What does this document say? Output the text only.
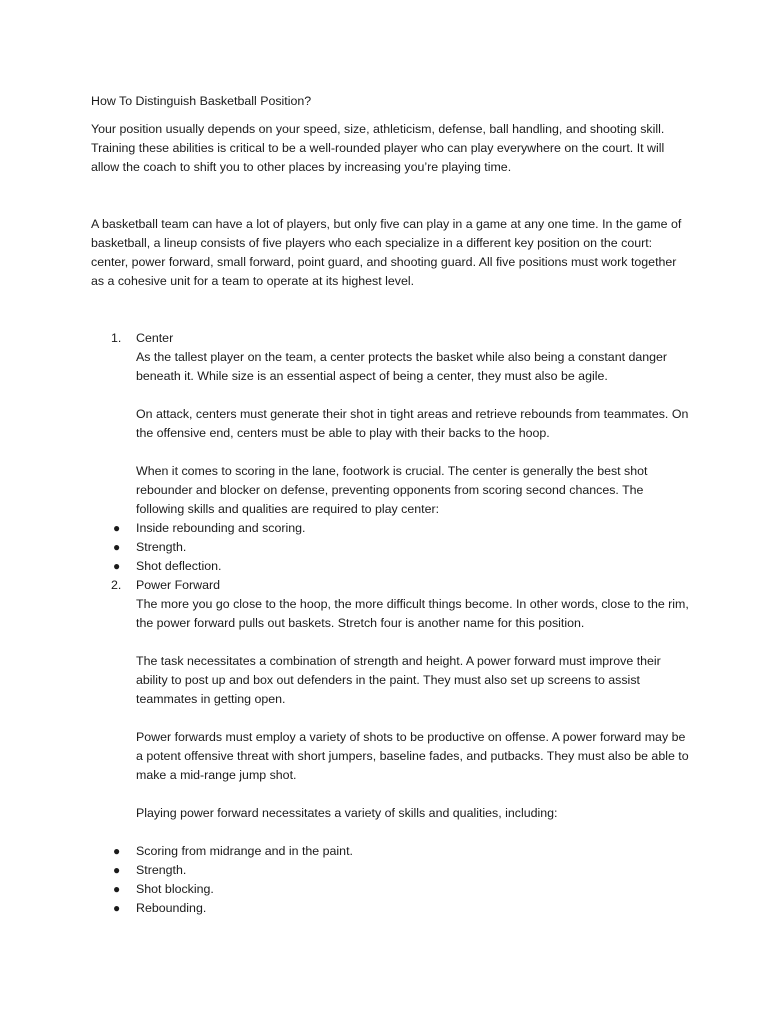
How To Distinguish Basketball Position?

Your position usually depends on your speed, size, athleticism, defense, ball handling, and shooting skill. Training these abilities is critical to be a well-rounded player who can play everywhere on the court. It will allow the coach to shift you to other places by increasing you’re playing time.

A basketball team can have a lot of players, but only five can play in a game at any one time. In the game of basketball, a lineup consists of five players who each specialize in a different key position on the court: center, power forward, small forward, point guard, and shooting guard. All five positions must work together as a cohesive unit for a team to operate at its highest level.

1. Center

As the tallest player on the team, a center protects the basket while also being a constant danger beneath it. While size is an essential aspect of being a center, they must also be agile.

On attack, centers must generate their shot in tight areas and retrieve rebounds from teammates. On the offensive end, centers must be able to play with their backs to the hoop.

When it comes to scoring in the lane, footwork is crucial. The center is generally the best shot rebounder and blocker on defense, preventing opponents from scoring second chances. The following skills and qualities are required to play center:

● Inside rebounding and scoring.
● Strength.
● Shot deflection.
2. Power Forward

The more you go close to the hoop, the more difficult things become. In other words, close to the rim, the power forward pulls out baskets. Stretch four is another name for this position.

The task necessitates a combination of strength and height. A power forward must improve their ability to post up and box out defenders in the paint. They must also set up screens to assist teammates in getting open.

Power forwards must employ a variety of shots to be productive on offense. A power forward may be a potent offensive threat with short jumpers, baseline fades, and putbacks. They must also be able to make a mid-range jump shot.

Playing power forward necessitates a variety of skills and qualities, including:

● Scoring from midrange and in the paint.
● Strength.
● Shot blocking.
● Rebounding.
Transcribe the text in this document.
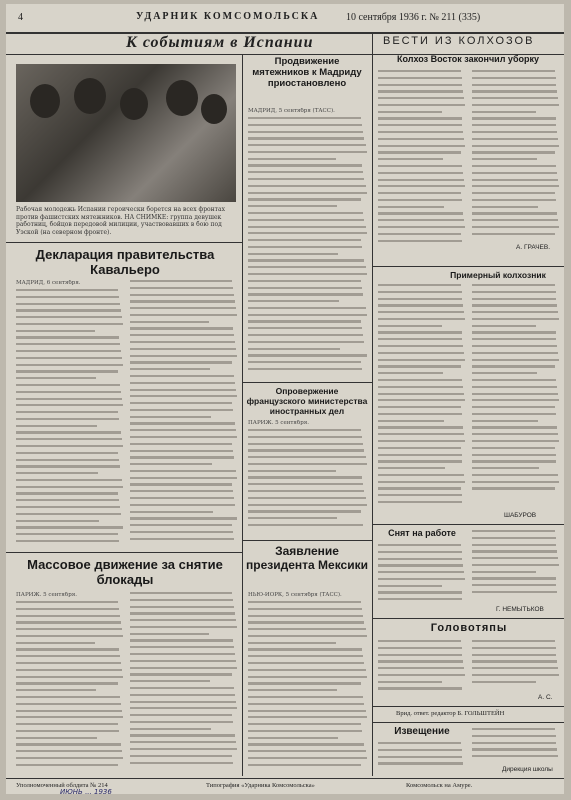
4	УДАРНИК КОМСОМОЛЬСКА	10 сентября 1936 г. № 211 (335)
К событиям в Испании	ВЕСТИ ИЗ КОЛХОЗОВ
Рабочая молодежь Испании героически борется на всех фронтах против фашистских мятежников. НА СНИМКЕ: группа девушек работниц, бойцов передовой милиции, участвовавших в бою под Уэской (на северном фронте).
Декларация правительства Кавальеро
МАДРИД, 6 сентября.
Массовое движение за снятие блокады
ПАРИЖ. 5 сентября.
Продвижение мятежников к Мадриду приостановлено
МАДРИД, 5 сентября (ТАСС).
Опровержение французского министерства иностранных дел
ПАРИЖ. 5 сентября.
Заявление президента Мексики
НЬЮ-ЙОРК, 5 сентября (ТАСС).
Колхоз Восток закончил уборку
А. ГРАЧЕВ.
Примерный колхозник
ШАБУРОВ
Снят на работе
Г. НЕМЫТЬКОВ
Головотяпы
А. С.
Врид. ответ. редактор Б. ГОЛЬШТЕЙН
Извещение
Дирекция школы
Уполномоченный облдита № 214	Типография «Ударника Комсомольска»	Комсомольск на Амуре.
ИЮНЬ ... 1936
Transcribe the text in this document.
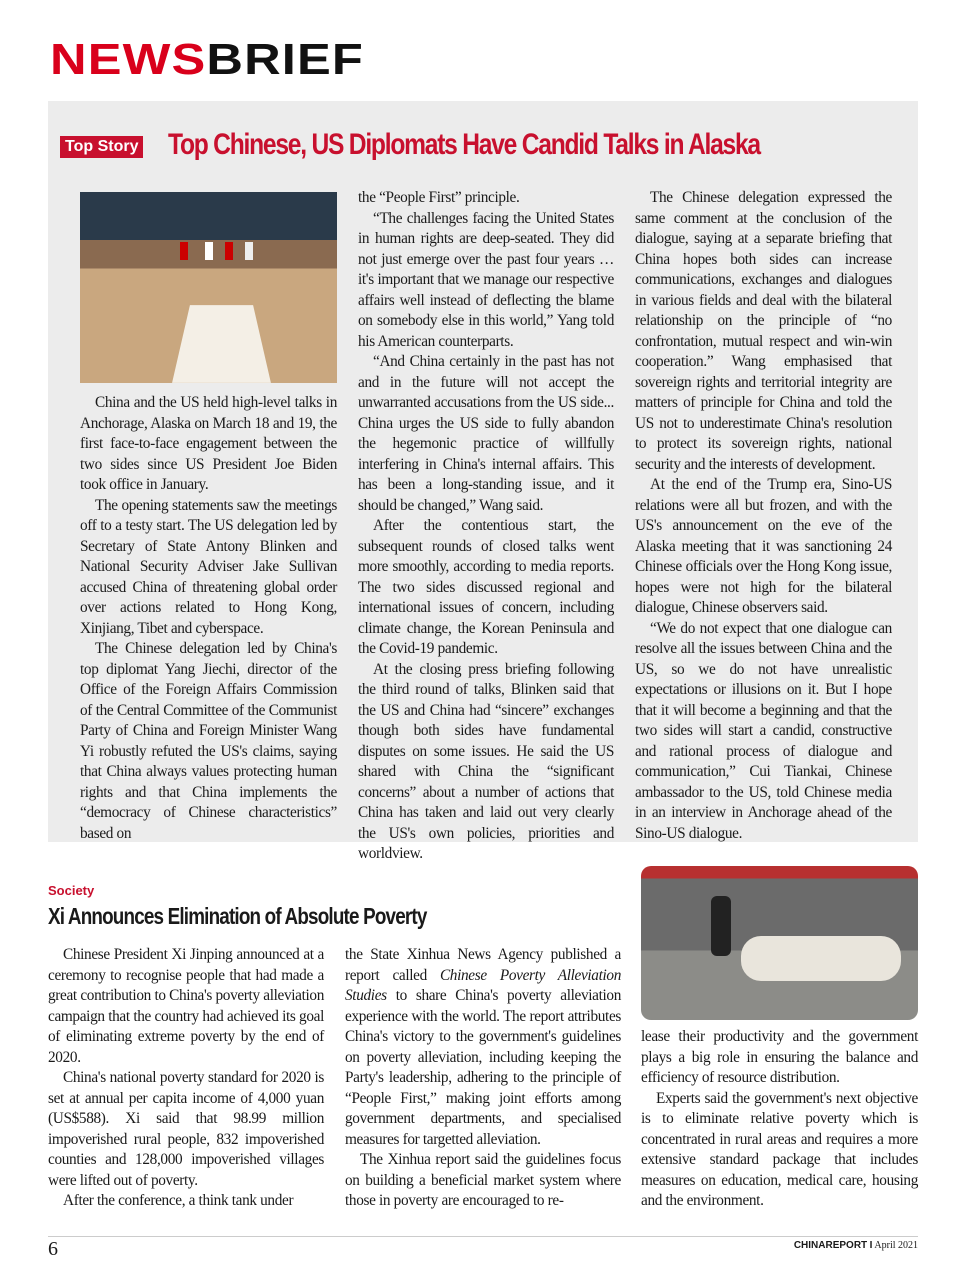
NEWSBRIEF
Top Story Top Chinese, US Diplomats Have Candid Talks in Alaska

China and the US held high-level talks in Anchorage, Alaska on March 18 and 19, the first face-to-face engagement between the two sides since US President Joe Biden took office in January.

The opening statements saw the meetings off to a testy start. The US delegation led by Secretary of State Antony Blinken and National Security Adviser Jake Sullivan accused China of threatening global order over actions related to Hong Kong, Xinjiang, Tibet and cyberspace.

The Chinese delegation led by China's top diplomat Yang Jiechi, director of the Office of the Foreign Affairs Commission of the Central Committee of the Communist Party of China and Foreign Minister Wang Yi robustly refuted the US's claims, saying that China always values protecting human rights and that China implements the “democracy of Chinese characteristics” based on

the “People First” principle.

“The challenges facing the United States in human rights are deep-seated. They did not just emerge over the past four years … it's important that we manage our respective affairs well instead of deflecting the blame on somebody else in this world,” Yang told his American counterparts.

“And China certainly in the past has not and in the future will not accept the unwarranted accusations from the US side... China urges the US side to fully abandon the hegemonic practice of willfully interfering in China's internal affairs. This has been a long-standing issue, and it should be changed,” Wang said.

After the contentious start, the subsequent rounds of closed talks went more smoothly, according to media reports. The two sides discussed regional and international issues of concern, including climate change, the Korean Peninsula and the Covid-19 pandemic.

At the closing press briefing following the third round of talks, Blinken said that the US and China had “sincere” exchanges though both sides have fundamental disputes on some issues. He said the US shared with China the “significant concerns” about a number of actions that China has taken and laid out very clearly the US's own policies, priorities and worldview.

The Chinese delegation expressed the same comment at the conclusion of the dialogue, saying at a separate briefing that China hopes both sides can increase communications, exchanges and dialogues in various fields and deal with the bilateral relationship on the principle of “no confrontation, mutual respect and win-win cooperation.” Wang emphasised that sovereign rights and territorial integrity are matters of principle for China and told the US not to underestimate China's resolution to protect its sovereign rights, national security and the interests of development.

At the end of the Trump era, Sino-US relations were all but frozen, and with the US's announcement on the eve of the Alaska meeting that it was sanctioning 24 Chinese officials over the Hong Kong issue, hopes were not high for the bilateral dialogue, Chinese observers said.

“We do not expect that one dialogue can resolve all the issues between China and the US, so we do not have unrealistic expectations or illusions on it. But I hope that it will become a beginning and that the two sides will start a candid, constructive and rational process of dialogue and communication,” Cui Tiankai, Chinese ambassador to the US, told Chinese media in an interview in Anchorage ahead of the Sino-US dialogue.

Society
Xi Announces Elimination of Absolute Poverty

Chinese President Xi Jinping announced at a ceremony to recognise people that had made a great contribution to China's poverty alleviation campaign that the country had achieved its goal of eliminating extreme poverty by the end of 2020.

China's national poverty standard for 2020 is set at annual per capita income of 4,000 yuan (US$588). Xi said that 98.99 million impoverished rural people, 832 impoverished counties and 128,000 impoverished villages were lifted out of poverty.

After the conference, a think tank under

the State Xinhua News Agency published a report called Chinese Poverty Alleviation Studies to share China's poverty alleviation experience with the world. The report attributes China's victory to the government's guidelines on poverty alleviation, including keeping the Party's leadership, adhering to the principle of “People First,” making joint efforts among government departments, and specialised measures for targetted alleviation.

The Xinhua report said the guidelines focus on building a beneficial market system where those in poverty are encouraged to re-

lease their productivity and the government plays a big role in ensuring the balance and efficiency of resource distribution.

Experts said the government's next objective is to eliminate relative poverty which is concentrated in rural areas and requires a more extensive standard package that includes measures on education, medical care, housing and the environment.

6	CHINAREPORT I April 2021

########################################

TASK TO COMPLETE: Tally the lines of the listing above that include the word "President". Answer with the number alone.

THE RESULT: 2